***** DATA TO PROCESS
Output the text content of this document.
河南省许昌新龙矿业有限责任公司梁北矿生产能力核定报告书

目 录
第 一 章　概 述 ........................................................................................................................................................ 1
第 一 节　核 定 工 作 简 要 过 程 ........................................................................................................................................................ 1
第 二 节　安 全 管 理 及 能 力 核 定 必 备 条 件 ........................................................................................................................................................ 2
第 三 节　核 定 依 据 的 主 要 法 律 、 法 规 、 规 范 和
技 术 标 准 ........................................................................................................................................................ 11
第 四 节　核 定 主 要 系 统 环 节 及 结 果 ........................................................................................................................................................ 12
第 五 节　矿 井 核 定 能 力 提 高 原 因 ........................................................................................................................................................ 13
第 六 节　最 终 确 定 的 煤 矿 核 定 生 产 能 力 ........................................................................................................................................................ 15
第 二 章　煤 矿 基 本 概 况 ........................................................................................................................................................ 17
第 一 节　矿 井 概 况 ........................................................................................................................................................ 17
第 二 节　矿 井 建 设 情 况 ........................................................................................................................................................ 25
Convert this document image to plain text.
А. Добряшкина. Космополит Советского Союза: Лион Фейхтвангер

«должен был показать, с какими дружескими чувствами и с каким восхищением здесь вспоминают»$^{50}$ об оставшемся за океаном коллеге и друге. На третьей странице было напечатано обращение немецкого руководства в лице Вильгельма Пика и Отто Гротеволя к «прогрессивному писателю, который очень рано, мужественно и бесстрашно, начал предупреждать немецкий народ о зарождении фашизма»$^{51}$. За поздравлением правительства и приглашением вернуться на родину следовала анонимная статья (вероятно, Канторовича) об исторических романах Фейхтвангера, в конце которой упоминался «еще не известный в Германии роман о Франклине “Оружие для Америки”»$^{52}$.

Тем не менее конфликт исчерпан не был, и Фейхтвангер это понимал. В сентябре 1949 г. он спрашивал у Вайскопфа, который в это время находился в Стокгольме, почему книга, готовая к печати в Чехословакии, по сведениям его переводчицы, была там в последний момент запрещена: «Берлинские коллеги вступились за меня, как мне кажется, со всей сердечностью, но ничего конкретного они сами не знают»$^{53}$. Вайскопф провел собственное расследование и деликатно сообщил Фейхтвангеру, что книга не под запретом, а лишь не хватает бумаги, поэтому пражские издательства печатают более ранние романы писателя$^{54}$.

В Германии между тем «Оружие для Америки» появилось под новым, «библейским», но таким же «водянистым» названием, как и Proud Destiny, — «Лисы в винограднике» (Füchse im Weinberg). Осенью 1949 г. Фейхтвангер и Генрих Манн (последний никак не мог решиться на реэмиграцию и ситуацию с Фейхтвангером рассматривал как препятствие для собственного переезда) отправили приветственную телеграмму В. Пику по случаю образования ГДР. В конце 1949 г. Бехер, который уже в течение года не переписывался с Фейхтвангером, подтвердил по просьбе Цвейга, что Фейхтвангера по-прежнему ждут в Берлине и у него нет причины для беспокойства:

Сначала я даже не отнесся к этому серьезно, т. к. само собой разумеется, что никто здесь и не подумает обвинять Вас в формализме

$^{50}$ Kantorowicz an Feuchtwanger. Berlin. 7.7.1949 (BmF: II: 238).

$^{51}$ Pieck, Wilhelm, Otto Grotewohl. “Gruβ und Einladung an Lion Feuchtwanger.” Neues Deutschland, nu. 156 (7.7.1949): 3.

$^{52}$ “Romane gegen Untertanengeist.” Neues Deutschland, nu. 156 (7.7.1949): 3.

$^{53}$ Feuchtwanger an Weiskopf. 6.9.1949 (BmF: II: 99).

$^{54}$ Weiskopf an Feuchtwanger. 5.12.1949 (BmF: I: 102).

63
**********
WHAT YOU NEED TO DO: Set out the complete listing exactly as shown.

FULL OUTPUT:
Output the text content of this document.
河南省许昌新龙矿业有限责任公司梁北矿生产能力核定报告书

目 录
第 一 章　概 述 ........................................................................................................................................................ 1
第 一 节　核 定 工 作 简 要 过 程 ........................................................................................................................................................ 1
第 二 节　安 全 管 理 及 能 力 核 定 必 备 条 件 ........................................................................................................................................................ 2
第 三 节　核 定 依 据 的 主 要 法 律 、 法 规 、 规 范 和
技 术 标 准 ........................................................................................................................................................ 11
第 四 节　核 定 主 要 系 统 环 节 及 结 果 ........................................................................................................................................................ 12
第 五 节　矿 井 核 定 能 力 提 高 原 因 ........................................................................................................................................................ 13
第 六 节　最 终 确 定 的 煤 矿 核 定 生 产 能 力 ........................................................................................................................................................ 15
第 二 章　煤 矿 基 本 概 况 ........................................................................................................................................................ 17
第 一 节　矿 井 概 况 ........................................................................................................................................................ 17
第 二 节　矿 井 建 设 情 况 ........................................................................................................................................................ 25
Convert this document image to plain text.
А. Добряшкина. Космополит Советского Союза: Лион Фейхтвангер

«должен был показать, с какими дружескими чувствами и с каким восхищением здесь вспоминают»$^{50}$ об оставшемся за океаном коллеге и друге. На третьей странице было напечатано обращение немецкого руководства в лице Вильгельма Пика и Отто Гротеволя к «прогрессивному писателю, который очень рано, мужественно и бесстрашно, начал предупреждать немецкий народ о зарождении фашизма»$^{51}$. За поздравлением правительства и приглашением вернуться на родину следовала анонимная статья (вероятно, Канторовича) об исторических романах Фейхтвангера, в конце которой упоминался «еще не известный в Германии роман о Франклине “Оружие для Америки”»$^{52}$.

Тем не менее конфликт исчерпан не был, и Фейхтвангер это понимал. В сентябре 1949 г. он спрашивал у Вайскопфа, который в это время находился в Стокгольме, почему книга, готовая к печати в Чехословакии, по сведениям его переводчицы, была там в последний момент запрещена: «Берлинские коллеги вступились за меня, как мне кажется, со всей сердечностью, но ничего конкретного они сами не знают»$^{53}$. Вайскопф провел собственное расследование и деликатно сообщил Фейхтвангеру, что книга не под запретом, а лишь не хватает бумаги, поэтому пражские издательства печатают более ранние романы писателя$^{54}$.

В Германии между тем «Оружие для Америки» появилось под новым, «библейским», но таким же «водянистым» названием, как и Proud Destiny, — «Лисы в винограднике» (Füchse im Weinberg). Осенью 1949 г. Фейхтвангер и Генрих Манн (последний никак не мог решиться на реэмиграцию и ситуацию с Фейхтвангером рассматривал как препятствие для собственного переезда) отправили приветственную телеграмму В. Пику по случаю образования ГДР. В конце 1949 г. Бехер, который уже в течение года не переписывался с Фейхтвангером, подтвердил по просьбе Цвейга, что Фейхтвангера по-прежнему ждут в Берлине и у него нет причины для беспокойства:

Сначала я даже не отнесся к этому серьезно, т. к. само собой разумеется, что никто здесь и не подумает обвинять Вас в формализме

$^{50}$ Kantorowicz an Feuchtwanger. Berlin. 7.7.1949 (BmF: II: 238).

$^{51}$ Pieck, Wilhelm, Otto Grotewohl. “Gruβ und Einladung an Lion Feuchtwanger.” Neues Deutschland, nu. 156 (7.7.1949): 3.

$^{52}$ “Romane gegen Untertanengeist.” Neues Deutschland, nu. 156 (7.7.1949): 3.

$^{53}$ Feuchtwanger an Weiskopf. 6.9.1949 (BmF: II: 99).

$^{54}$ Weiskopf an Feuchtwanger. 5.12.1949 (BmF: I: 102).

63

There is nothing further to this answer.